_Extracted records_
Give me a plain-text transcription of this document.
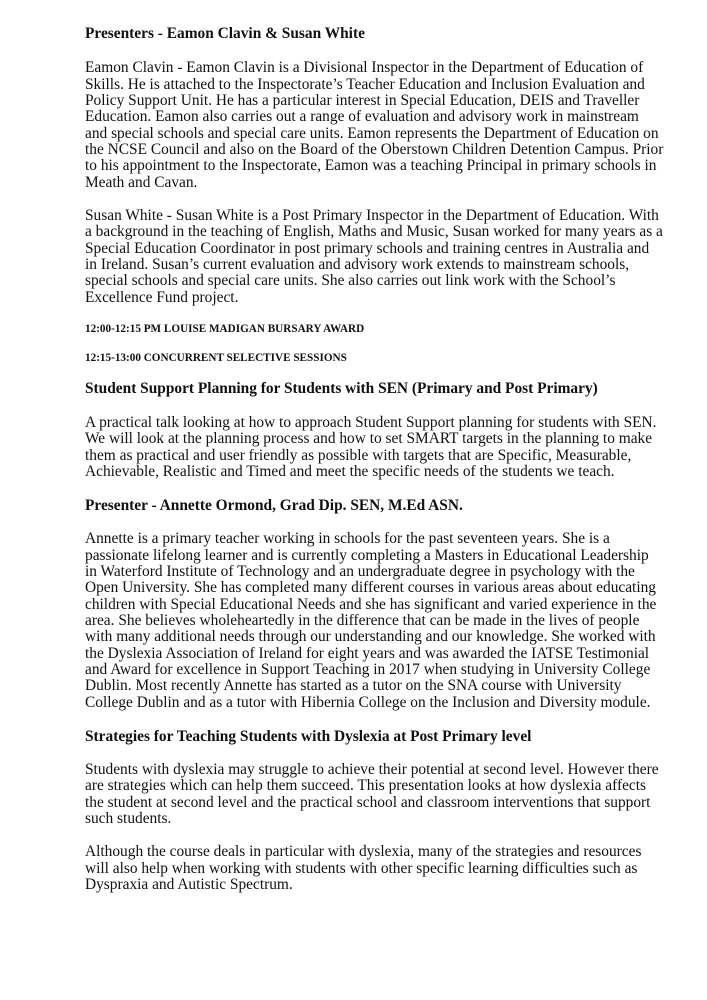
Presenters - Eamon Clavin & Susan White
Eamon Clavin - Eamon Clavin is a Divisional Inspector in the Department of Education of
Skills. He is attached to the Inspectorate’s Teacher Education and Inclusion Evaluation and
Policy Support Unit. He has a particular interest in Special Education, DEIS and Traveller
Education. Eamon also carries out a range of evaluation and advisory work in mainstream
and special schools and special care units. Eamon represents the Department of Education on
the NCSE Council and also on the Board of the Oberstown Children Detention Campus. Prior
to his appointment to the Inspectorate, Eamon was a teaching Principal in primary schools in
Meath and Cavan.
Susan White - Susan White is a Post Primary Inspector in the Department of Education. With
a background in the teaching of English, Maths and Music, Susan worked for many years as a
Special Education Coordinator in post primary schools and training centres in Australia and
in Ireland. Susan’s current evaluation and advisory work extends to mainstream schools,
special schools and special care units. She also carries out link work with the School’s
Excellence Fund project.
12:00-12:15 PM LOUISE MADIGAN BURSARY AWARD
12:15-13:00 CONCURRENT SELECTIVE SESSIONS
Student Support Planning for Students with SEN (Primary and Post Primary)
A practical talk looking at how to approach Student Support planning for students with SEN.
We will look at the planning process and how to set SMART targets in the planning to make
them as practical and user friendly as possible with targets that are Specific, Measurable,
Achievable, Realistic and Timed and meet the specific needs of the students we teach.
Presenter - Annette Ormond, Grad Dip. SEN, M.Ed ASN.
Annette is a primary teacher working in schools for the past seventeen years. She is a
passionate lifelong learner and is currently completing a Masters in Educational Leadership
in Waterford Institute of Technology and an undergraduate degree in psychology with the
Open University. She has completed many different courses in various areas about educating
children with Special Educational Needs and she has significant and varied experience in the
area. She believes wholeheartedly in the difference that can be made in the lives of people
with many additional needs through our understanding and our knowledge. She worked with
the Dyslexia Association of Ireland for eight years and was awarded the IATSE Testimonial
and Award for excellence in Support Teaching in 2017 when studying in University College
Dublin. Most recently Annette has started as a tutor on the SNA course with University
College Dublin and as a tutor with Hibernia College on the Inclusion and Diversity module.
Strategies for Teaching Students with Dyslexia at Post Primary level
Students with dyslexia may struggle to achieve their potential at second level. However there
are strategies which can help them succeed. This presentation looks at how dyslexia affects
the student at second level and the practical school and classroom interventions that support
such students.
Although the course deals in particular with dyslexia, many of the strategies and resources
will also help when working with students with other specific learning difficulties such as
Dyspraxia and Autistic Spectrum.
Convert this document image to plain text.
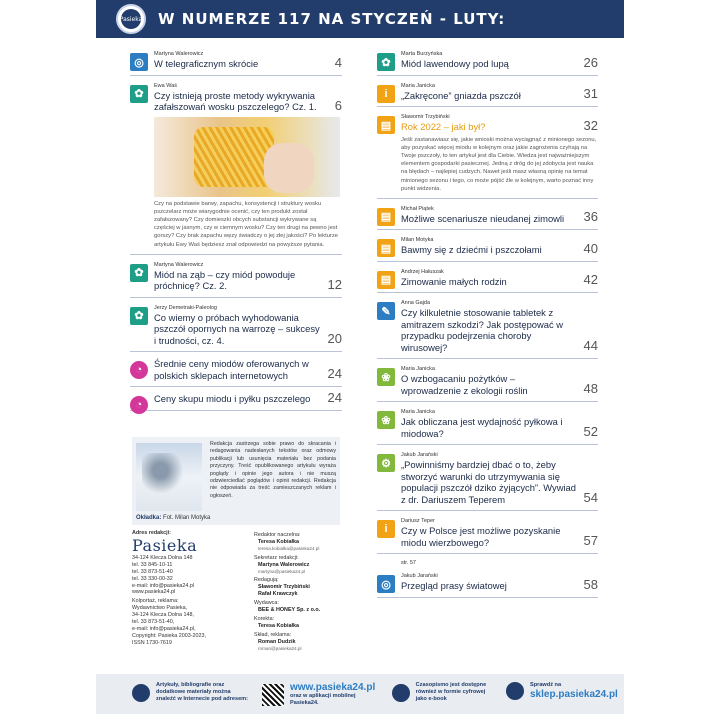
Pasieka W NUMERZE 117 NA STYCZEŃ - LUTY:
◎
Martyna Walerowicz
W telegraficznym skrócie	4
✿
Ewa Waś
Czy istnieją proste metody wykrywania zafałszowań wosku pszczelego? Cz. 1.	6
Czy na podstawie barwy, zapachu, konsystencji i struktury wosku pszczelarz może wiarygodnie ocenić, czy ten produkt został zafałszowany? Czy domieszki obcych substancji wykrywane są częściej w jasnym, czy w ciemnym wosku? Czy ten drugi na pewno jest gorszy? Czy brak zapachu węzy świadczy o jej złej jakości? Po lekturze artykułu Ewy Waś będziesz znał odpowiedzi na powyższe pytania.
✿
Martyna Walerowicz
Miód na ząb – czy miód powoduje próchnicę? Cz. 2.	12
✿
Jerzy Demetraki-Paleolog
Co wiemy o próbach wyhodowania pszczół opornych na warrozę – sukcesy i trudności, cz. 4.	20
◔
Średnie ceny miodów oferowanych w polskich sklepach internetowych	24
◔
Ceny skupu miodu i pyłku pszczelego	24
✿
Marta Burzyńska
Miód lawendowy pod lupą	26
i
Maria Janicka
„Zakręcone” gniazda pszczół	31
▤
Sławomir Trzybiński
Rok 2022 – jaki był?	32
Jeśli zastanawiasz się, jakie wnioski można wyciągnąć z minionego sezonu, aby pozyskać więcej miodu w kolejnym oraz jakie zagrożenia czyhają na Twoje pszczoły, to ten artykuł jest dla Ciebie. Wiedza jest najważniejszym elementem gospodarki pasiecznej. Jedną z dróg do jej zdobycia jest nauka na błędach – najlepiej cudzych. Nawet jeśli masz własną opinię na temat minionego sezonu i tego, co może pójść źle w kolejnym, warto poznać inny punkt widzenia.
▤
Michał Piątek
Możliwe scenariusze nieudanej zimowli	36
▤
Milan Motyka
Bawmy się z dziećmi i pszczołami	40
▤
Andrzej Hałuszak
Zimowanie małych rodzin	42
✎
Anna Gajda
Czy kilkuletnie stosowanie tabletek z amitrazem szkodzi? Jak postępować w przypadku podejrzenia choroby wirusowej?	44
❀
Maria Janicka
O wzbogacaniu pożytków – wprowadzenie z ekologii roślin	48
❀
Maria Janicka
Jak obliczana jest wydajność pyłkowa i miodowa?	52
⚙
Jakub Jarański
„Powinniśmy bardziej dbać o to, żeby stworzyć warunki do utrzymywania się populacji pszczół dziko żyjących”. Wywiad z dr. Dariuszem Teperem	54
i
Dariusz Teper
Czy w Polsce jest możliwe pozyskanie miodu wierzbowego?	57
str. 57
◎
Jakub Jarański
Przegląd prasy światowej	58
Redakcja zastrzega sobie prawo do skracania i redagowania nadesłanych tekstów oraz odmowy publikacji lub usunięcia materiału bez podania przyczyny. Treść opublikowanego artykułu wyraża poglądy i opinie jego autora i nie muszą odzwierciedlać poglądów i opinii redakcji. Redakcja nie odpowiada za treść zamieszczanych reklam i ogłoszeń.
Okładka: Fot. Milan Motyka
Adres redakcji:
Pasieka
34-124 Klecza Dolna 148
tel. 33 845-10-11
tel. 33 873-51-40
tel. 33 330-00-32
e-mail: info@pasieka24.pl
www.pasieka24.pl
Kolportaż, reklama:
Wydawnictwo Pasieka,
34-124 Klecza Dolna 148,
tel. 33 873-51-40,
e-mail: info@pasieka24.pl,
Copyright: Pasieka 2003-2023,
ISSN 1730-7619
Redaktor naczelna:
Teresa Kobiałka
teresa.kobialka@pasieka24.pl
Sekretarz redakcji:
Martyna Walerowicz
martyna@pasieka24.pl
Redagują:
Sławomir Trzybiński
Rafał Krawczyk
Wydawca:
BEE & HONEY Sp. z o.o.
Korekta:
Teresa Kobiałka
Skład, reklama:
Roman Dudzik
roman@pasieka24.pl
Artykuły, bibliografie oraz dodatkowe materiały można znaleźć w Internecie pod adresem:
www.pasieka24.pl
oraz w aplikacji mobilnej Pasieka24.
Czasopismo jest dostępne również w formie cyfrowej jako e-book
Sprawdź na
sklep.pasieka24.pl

_Task details_
Track down all lines above with the string "many" and copy them.

_Answer_
a background in the teaching of English, Maths and Music, Susan worked for many years as a
Open University. She has completed many different courses in various areas about educating
with many additional needs through our understanding and our knowledge. She worked with
Although the course deals in particular with dyslexia, many of the strategies and resources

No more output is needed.